What to produce -> Output the entries below exactly as written, omitting pictures.

◇ ◇ ◇ ◇ ◇

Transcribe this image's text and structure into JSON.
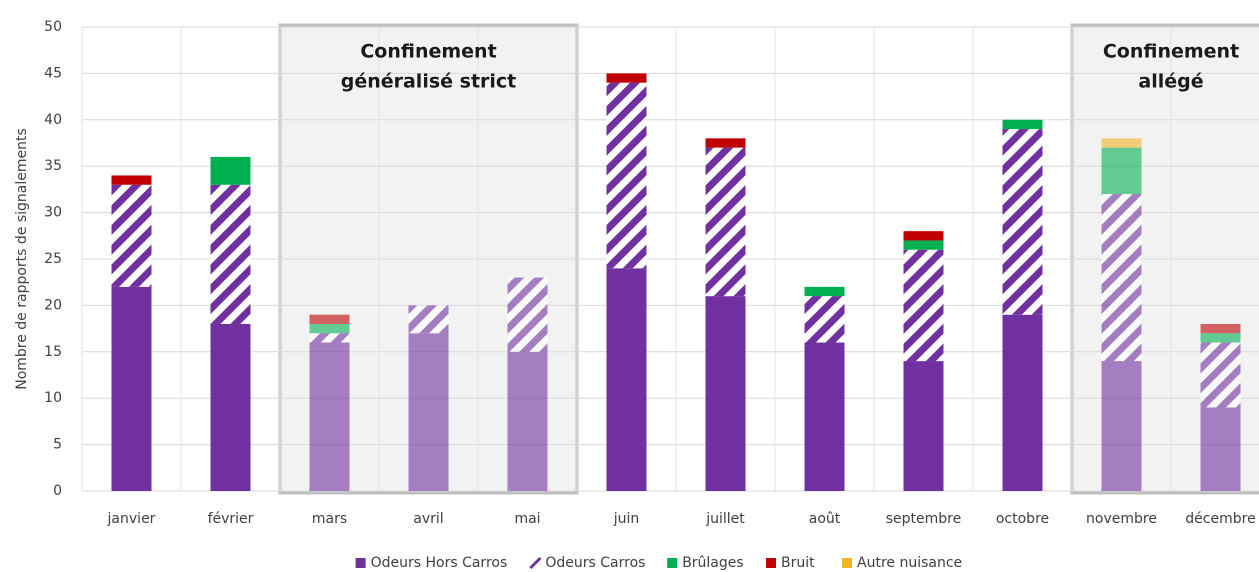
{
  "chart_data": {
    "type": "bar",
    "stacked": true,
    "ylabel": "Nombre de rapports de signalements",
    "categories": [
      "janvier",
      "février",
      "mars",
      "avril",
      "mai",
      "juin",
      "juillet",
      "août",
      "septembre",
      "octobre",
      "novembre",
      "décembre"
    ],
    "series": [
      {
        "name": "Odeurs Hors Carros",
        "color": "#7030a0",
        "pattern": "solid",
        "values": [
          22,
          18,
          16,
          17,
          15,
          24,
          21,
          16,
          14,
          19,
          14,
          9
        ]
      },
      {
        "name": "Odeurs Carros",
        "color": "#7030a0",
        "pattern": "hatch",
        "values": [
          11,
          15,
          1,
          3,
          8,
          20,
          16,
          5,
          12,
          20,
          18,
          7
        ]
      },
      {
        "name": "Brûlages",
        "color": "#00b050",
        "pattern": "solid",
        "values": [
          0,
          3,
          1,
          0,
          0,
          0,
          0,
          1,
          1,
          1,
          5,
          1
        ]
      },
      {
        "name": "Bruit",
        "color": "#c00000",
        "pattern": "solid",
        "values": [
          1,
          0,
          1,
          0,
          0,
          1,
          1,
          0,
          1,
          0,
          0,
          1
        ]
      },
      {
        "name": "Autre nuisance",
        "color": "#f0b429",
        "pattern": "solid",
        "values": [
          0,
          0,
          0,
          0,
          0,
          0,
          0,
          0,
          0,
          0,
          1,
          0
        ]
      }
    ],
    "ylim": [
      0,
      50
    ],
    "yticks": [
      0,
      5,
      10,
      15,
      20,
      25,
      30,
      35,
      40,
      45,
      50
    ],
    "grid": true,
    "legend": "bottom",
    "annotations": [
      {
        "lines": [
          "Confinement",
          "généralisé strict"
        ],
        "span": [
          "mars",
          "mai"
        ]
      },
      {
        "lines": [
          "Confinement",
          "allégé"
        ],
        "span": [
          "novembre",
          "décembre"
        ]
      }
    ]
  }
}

◇ ◇ ◇ ◇ ◇

Reply to the task ->
Transcribe this image's text and structure into JSON.
{
  "chart_data": {
    "type": "bar",
    "stacked": true,
    "ylabel": "Nombre de rapports de signalements",
    "categories": [
      "janvier",
      "février",
      "mars",
      "avril",
      "mai",
      "juin",
      "juillet",
      "août",
      "septembre",
      "octobre",
      "novembre",
      "décembre"
    ],
    "series": [
      {
        "name": "Odeurs Hors Carros",
        "color": "#7030a0",
        "pattern": "solid",
        "values": [
          22,
          18,
          16,
          17,
          15,
          24,
          21,
          16,
          14,
          19,
          14,
          9
        ]
      },
      {
        "name": "Odeurs Carros",
        "color": "#7030a0",
        "pattern": "hatch",
        "values": [
          11,
          15,
          1,
          3,
          8,
          20,
          16,
          5,
          12,
          20,
          18,
          7
        ]
      },
      {
        "name": "Brûlages",
        "color": "#00b050",
        "pattern": "solid",
        "values": [
          0,
          3,
          1,
          0,
          0,
          0,
          0,
          1,
          1,
          1,
          5,
          1
        ]
      },
      {
        "name": "Bruit",
        "color": "#c00000",
        "pattern": "solid",
        "values": [
          1,
          0,
          1,
          0,
          0,
          1,
          1,
          0,
          1,
          0,
          0,
          1
        ]
      },
      {
        "name": "Autre nuisance",
        "color": "#f0b429",
        "pattern": "solid",
        "values": [
          0,
          0,
          0,
          0,
          0,
          0,
          0,
          0,
          0,
          0,
          1,
          0
        ]
      }
    ],
    "ylim": [
      0,
      50
    ],
    "yticks": [
      0,
      5,
      10,
      15,
      20,
      25,
      30,
      35,
      40,
      45,
      50
    ],
    "grid": true,
    "legend": "bottom",
    "annotations": [
      {
        "lines": [
          "Confinement",
          "généralisé strict"
        ],
        "span": [
          "mars",
          "mai"
        ]
      },
      {
        "lines": [
          "Confinement",
          "allégé"
        ],
        "span": [
          "novembre",
          "décembre"
        ]
      }
    ]
  }
}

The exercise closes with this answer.